Copy every one of the rows below character for character, with no changes.

--- start of MATERIAL SHOWN ---

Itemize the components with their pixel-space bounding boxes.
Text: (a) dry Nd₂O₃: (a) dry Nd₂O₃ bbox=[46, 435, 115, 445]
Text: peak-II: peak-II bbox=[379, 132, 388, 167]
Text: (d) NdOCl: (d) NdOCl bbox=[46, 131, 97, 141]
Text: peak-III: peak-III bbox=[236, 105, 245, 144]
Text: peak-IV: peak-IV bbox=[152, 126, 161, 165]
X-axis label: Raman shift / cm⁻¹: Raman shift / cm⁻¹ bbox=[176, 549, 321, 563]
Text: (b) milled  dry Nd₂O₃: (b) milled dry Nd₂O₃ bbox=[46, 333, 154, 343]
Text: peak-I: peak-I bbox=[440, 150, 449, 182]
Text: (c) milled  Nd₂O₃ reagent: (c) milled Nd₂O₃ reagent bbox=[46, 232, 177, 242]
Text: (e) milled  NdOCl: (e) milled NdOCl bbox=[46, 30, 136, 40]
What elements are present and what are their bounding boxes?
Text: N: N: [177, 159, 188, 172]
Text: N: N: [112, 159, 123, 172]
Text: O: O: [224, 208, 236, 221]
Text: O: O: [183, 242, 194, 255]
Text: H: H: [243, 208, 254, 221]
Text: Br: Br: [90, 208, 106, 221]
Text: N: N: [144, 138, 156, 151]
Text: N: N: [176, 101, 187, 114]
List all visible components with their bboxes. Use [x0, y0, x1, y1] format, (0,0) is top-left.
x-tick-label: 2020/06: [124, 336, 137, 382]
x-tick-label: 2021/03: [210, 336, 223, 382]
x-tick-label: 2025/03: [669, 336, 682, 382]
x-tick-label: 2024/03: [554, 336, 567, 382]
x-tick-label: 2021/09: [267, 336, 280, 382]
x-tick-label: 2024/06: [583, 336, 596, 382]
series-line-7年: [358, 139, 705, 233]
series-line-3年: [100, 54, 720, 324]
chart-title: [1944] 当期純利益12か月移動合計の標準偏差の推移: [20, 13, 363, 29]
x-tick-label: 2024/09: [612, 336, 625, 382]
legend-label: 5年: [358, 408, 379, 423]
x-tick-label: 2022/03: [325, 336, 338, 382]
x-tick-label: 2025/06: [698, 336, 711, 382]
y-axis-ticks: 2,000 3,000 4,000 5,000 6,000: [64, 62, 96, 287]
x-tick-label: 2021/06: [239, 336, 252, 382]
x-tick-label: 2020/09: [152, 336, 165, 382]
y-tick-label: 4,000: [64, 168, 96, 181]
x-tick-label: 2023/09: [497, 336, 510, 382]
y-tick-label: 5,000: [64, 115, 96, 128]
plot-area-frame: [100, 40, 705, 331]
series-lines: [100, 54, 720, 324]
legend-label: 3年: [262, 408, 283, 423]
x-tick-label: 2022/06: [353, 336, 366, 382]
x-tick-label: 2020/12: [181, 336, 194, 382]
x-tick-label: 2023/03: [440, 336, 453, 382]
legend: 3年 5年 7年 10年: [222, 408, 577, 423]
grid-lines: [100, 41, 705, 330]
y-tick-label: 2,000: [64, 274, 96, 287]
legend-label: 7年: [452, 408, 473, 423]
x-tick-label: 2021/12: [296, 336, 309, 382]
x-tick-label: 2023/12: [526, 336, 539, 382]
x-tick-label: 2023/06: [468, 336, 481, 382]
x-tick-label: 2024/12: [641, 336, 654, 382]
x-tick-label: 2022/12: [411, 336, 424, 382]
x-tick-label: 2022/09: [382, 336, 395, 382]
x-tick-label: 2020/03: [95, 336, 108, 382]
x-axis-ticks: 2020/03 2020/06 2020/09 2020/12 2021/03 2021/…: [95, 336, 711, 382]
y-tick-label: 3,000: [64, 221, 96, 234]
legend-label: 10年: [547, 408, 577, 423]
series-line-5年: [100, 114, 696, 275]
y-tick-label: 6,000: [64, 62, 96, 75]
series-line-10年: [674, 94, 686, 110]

--- end of MATERIAL SHOWN ---

§ COMPLETE RESPONSE
Itemize the components with their pixel-space bounding boxes.
Text: (a) dry Nd₂O₃: (a) dry Nd₂O₃ bbox=[46, 435, 115, 445]
Text: peak-II: peak-II bbox=[379, 132, 388, 167]
Text: (d) NdOCl: (d) NdOCl bbox=[46, 131, 97, 141]
Text: peak-III: peak-III bbox=[236, 105, 245, 144]
Text: peak-IV: peak-IV bbox=[152, 126, 161, 165]
X-axis label: Raman shift / cm⁻¹: Raman shift / cm⁻¹ bbox=[176, 549, 321, 563]
Text: (b) milled  dry Nd₂O₃: (b) milled dry Nd₂O₃ bbox=[46, 333, 154, 343]
Text: peak-I: peak-I bbox=[440, 150, 449, 182]
Text: (c) milled  Nd₂O₃ reagent: (c) milled Nd₂O₃ reagent bbox=[46, 232, 177, 242]
Text: (e) milled  NdOCl: (e) milled NdOCl bbox=[46, 30, 136, 40]
What elements are present and what are their bounding boxes?
Text: N: N: [177, 159, 188, 172]
Text: N: N: [112, 159, 123, 172]
Text: O: O: [224, 208, 236, 221]
Text: O: O: [183, 242, 194, 255]
Text: H: H: [243, 208, 254, 221]
Text: Br: Br: [90, 208, 106, 221]
Text: N: N: [144, 138, 156, 151]
Text: N: N: [176, 101, 187, 114]
List all visible components with their bboxes. Use [x0, y0, x1, y1] format, (0,0) is top-left.
x-tick-label: 2020/06: [124, 336, 137, 382]
x-tick-label: 2021/03: [210, 336, 223, 382]
x-tick-label: 2025/03: [669, 336, 682, 382]
x-tick-label: 2024/03: [554, 336, 567, 382]
x-tick-label: 2021/09: [267, 336, 280, 382]
x-tick-label: 2024/06: [583, 336, 596, 382]
series-line-7年: [358, 139, 705, 233]
series-line-3年: [100, 54, 720, 324]
chart-title: [1944] 当期純利益12か月移動合計の標準偏差の推移: [20, 13, 363, 29]
x-tick-label: 2024/09: [612, 336, 625, 382]
legend-label: 5年: [358, 408, 379, 423]
x-tick-label: 2022/03: [325, 336, 338, 382]
x-tick-label: 2025/06: [698, 336, 711, 382]
y-axis-ticks: 2,000 3,000 4,000 5,000 6,000: [64, 62, 96, 287]
x-tick-label: 2021/06: [239, 336, 252, 382]
x-tick-label: 2020/09: [152, 336, 165, 382]
y-tick-label: 4,000: [64, 168, 96, 181]
x-tick-label: 2023/09: [497, 336, 510, 382]
y-tick-label: 5,000: [64, 115, 96, 128]
plot-area-frame: [100, 40, 705, 331]
series-lines: [100, 54, 720, 324]
legend-label: 3年: [262, 408, 283, 423]
x-tick-label: 2022/06: [353, 336, 366, 382]
x-tick-label: 2020/12: [181, 336, 194, 382]
x-tick-label: 2023/03: [440, 336, 453, 382]
legend: 3年 5年 7年 10年: [222, 408, 577, 423]
grid-lines: [100, 41, 705, 330]
y-tick-label: 2,000: [64, 274, 96, 287]
legend-label: 7年: [452, 408, 473, 423]
x-tick-label: 2021/12: [296, 336, 309, 382]
x-tick-label: 2023/12: [526, 336, 539, 382]
x-tick-label: 2023/06: [468, 336, 481, 382]
x-tick-label: 2024/12: [641, 336, 654, 382]
x-tick-label: 2022/12: [411, 336, 424, 382]
x-tick-label: 2022/09: [382, 336, 395, 382]
x-tick-label: 2020/03: [95, 336, 108, 382]
x-axis-ticks: 2020/03 2020/06 2020/09 2020/12 2021/03 2021/…: [95, 336, 711, 382]
y-tick-label: 3,000: [64, 221, 96, 234]
legend-label: 10年: [547, 408, 577, 423]
series-line-5年: [100, 114, 696, 275]
y-tick-label: 6,000: [64, 62, 96, 75]
series-line-10年: [674, 94, 686, 110]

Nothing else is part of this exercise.